**Work required:**
Quote every line below exactly and skip any picture.

**Data listing:**
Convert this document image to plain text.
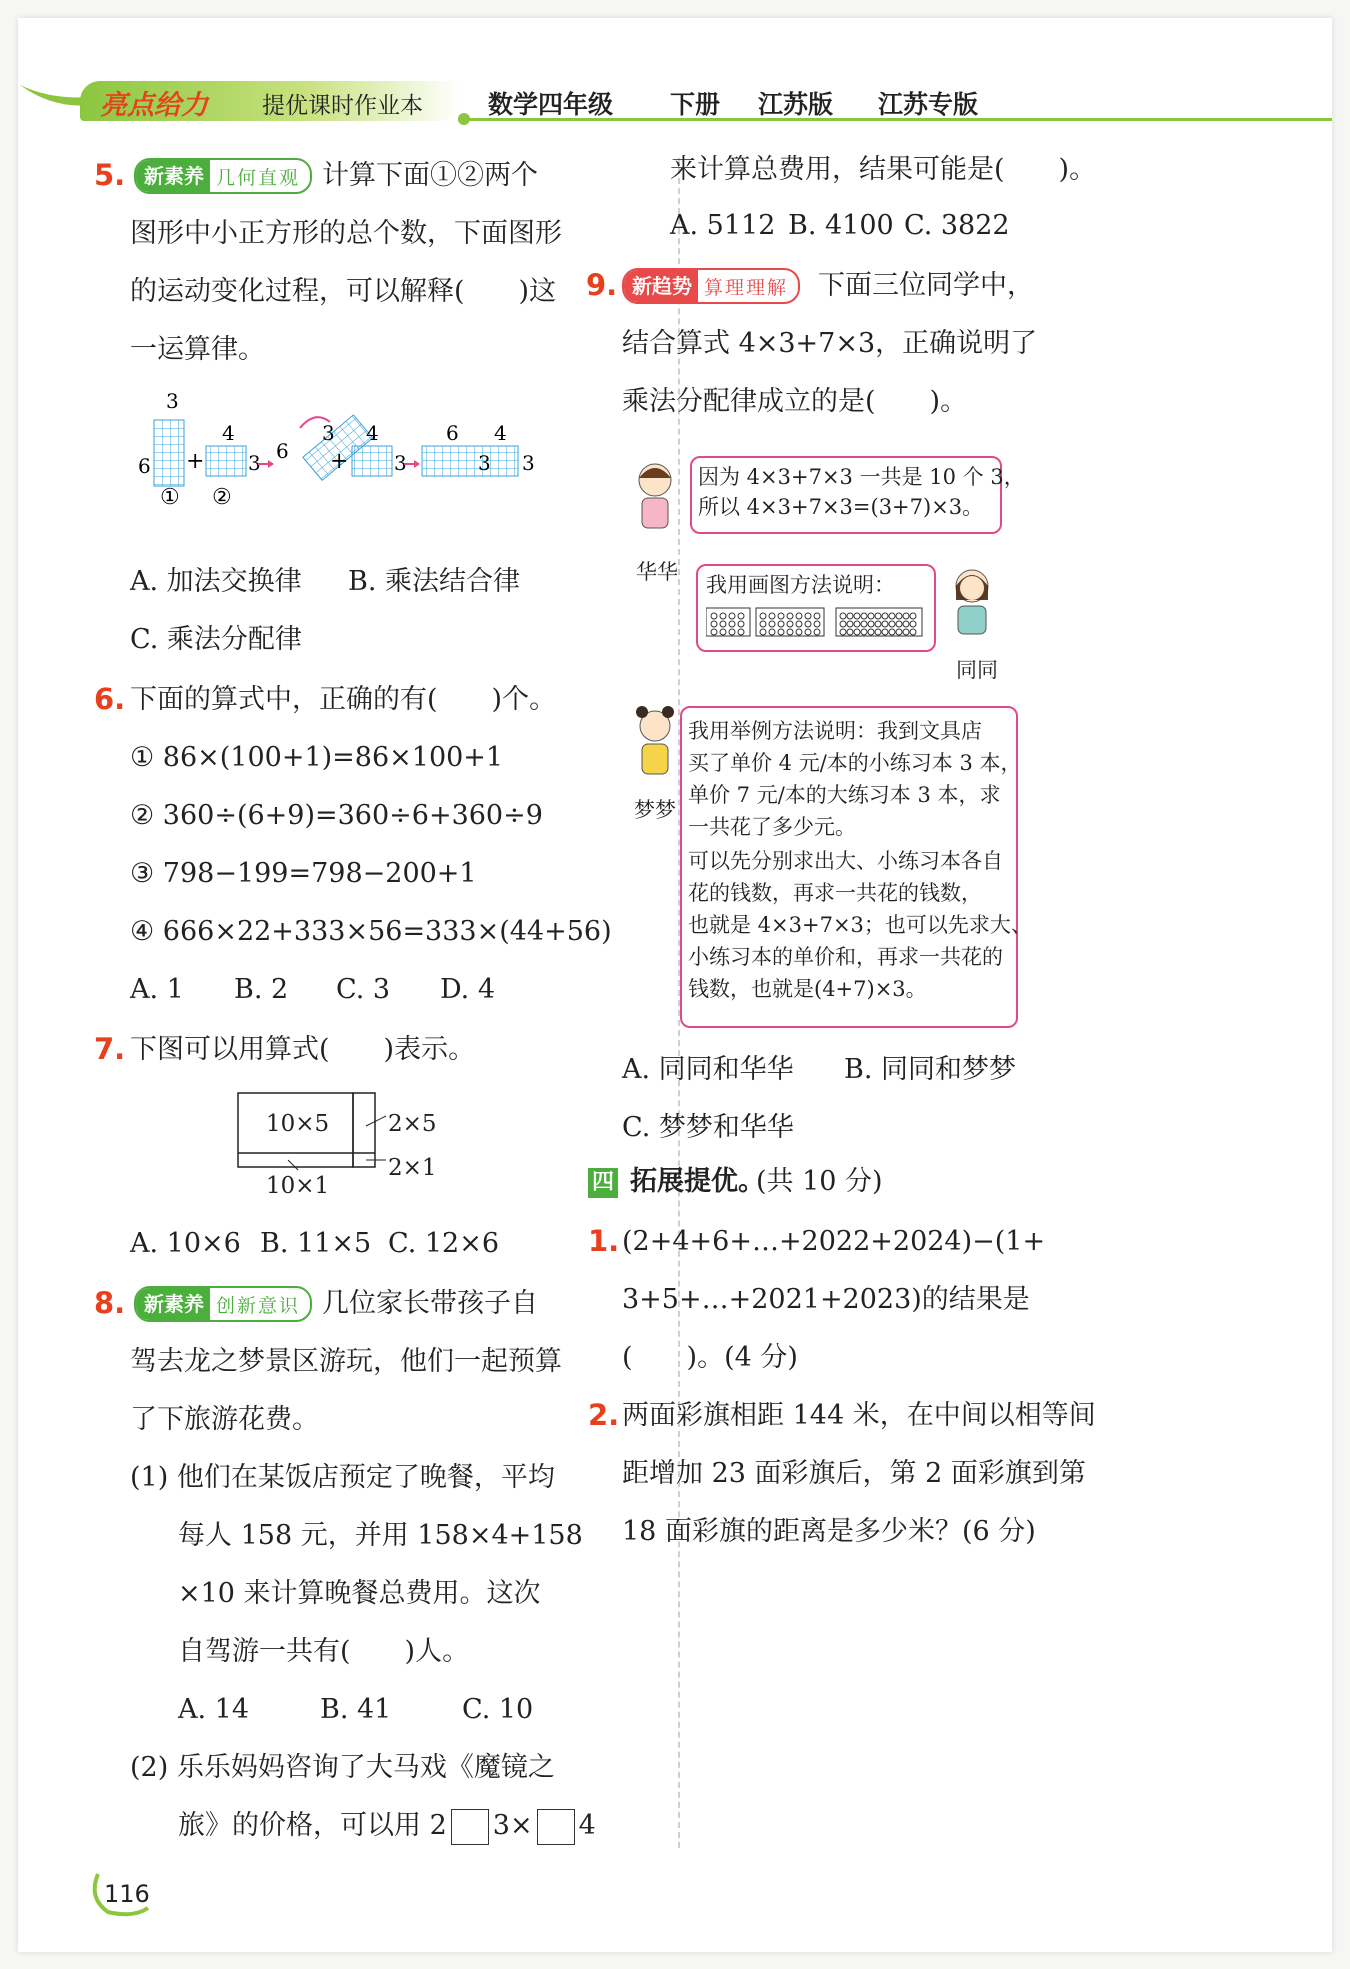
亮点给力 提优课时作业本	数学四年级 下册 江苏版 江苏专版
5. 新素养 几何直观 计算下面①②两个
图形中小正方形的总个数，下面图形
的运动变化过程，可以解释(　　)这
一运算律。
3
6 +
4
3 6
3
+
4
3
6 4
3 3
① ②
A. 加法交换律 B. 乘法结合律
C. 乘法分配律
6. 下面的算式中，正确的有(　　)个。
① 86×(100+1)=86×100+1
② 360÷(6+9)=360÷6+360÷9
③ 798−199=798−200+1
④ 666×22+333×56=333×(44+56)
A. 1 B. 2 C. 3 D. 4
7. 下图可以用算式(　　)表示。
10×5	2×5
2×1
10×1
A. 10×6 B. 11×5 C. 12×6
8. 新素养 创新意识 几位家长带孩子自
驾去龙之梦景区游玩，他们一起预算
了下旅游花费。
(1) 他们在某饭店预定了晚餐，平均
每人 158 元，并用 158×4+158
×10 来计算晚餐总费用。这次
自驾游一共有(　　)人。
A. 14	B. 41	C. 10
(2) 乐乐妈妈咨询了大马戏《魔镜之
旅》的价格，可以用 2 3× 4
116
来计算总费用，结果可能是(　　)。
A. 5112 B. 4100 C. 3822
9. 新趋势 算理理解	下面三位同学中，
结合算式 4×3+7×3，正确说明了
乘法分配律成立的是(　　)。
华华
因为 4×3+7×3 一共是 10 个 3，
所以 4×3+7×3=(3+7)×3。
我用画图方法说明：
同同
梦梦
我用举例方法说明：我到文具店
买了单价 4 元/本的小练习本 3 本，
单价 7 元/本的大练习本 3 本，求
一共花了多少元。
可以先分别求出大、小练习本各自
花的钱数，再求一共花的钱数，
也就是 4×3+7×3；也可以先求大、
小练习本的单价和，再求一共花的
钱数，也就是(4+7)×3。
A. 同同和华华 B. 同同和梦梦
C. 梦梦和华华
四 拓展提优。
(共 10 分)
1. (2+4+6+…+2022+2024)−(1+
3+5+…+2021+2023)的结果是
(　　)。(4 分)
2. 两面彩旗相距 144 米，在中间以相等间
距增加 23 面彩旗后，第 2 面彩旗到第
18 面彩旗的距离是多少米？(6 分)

**Reply to the task:**
Convert this document image to plain text.
亮点给力 提优课时作业本	数学四年级 下册 江苏版 江苏专版
5. 新素养 几何直观 计算下面①②两个
图形中小正方形的总个数，下面图形
的运动变化过程，可以解释(　　)这
一运算律。
3
6 +
4
3 6
3
+
4
3
6 4
3 3
① ②
A. 加法交换律 B. 乘法结合律
C. 乘法分配律
6. 下面的算式中，正确的有(　　)个。
① 86×(100+1)=86×100+1
② 360÷(6+9)=360÷6+360÷9
③ 798−199=798−200+1
④ 666×22+333×56=333×(44+56)
A. 1 B. 2 C. 3 D. 4
7. 下图可以用算式(　　)表示。
10×5	2×5
2×1
10×1
A. 10×6 B. 11×5 C. 12×6
8. 新素养 创新意识 几位家长带孩子自
驾去龙之梦景区游玩，他们一起预算
了下旅游花费。
(1) 他们在某饭店预定了晚餐，平均
每人 158 元，并用 158×4+158
×10 来计算晚餐总费用。这次
自驾游一共有(　　)人。
A. 14	B. 41	C. 10
(2) 乐乐妈妈咨询了大马戏《魔镜之
旅》的价格，可以用 2 3× 4
116
来计算总费用，结果可能是(　　)。
A. 5112 B. 4100 C. 3822
9. 新趋势 算理理解	下面三位同学中，
结合算式 4×3+7×3，正确说明了
乘法分配律成立的是(　　)。
华华
因为 4×3+7×3 一共是 10 个 3，
所以 4×3+7×3=(3+7)×3。
我用画图方法说明：
同同
梦梦
我用举例方法说明：我到文具店
买了单价 4 元/本的小练习本 3 本，
单价 7 元/本的大练习本 3 本，求
一共花了多少元。
可以先分别求出大、小练习本各自
花的钱数，再求一共花的钱数，
也就是 4×3+7×3；也可以先求大、
小练习本的单价和，再求一共花的
钱数，也就是(4+7)×3。
A. 同同和华华 B. 同同和梦梦
C. 梦梦和华华
四 拓展提优。
(共 10 分)
1. (2+4+6+…+2022+2024)−(1+
3+5+…+2021+2023)的结果是
(　　)。(4 分)
2. 两面彩旗相距 144 米，在中间以相等间
距增加 23 面彩旗后，第 2 面彩旗到第
18 面彩旗的距离是多少米？(6 分)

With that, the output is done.